# START OF Data provided

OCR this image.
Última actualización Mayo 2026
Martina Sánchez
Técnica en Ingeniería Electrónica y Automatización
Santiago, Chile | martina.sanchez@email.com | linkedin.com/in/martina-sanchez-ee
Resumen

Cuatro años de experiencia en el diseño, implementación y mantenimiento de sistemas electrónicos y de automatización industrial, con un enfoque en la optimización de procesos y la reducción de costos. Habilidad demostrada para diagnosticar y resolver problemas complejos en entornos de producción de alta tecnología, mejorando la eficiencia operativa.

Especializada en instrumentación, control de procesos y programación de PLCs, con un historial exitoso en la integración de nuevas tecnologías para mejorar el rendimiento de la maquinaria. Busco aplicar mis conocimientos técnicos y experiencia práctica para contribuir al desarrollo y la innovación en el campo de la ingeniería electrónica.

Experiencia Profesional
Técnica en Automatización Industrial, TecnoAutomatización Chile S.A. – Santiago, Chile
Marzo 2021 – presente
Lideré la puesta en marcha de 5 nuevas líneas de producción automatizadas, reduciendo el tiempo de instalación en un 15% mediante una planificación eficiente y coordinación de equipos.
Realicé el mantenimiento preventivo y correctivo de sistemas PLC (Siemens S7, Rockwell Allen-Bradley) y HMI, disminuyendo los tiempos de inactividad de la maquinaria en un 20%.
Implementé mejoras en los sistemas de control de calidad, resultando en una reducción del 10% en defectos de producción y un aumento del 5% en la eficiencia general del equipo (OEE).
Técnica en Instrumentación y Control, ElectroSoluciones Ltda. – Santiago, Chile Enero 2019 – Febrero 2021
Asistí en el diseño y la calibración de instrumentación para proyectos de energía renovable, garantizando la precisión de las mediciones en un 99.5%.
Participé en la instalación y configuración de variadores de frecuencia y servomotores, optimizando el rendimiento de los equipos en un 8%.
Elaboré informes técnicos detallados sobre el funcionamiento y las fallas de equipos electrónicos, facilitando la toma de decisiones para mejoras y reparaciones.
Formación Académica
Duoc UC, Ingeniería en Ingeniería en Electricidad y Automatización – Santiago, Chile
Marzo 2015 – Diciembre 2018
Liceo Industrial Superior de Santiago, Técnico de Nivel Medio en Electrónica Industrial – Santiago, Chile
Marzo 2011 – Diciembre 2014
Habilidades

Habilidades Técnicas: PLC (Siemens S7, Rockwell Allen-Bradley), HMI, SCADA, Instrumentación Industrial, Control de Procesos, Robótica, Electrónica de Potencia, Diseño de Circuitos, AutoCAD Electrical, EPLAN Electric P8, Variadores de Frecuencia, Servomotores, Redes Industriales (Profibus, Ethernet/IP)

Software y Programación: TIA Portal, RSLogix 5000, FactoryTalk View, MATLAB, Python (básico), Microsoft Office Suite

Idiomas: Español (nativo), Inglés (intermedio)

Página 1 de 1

# END OF Data provided

Give the records above again, word for word.

OCR this image.
Última actualización Mayo 2026
Martina Sánchez
Técnica en Ingeniería Electrónica y Automatización
Santiago, Chile | martina.sanchez@email.com | linkedin.com/in/martina-sanchez-ee
Resumen

Cuatro años de experiencia en el diseño, implementación y mantenimiento de sistemas electrónicos y de automatización industrial, con un enfoque en la optimización de procesos y la reducción de costos. Habilidad demostrada para diagnosticar y resolver problemas complejos en entornos de producción de alta tecnología, mejorando la eficiencia operativa.

Especializada en instrumentación, control de procesos y programación de PLCs, con un historial exitoso en la integración de nuevas tecnologías para mejorar el rendimiento de la maquinaria. Busco aplicar mis conocimientos técnicos y experiencia práctica para contribuir al desarrollo y la innovación en el campo de la ingeniería electrónica.

Experiencia Profesional
Técnica en Automatización Industrial, TecnoAutomatización Chile S.A. – Santiago, Chile
Marzo 2021 – presente
Lideré la puesta en marcha de 5 nuevas líneas de producción automatizadas, reduciendo el tiempo de instalación en un 15% mediante una planificación eficiente y coordinación de equipos.
Realicé el mantenimiento preventivo y correctivo de sistemas PLC (Siemens S7, Rockwell Allen-Bradley) y HMI, disminuyendo los tiempos de inactividad de la maquinaria en un 20%.
Implementé mejoras en los sistemas de control de calidad, resultando en una reducción del 10% en defectos de producción y un aumento del 5% en la eficiencia general del equipo (OEE).
Técnica en Instrumentación y Control, ElectroSoluciones Ltda. – Santiago, Chile Enero 2019 – Febrero 2021
Asistí en el diseño y la calibración de instrumentación para proyectos de energía renovable, garantizando la precisión de las mediciones en un 99.5%.
Participé en la instalación y configuración de variadores de frecuencia y servomotores, optimizando el rendimiento de los equipos en un 8%.
Elaboré informes técnicos detallados sobre el funcionamiento y las fallas de equipos electrónicos, facilitando la toma de decisiones para mejoras y reparaciones.
Formación Académica
Duoc UC, Ingeniería en Ingeniería en Electricidad y Automatización – Santiago, Chile
Marzo 2015 – Diciembre 2018
Liceo Industrial Superior de Santiago, Técnico de Nivel Medio en Electrónica Industrial – Santiago, Chile
Marzo 2011 – Diciembre 2014
Habilidades

Habilidades Técnicas: PLC (Siemens S7, Rockwell Allen-Bradley), HMI, SCADA, Instrumentación Industrial, Control de Procesos, Robótica, Electrónica de Potencia, Diseño de Circuitos, AutoCAD Electrical, EPLAN Electric P8, Variadores de Frecuencia, Servomotores, Redes Industriales (Profibus, Ethernet/IP)

Software y Programación: TIA Portal, RSLogix 5000, FactoryTalk View, MATLAB, Python (básico), Microsoft Office Suite

Idiomas: Español (nativo), Inglés (intermedio)

Página 1 de 1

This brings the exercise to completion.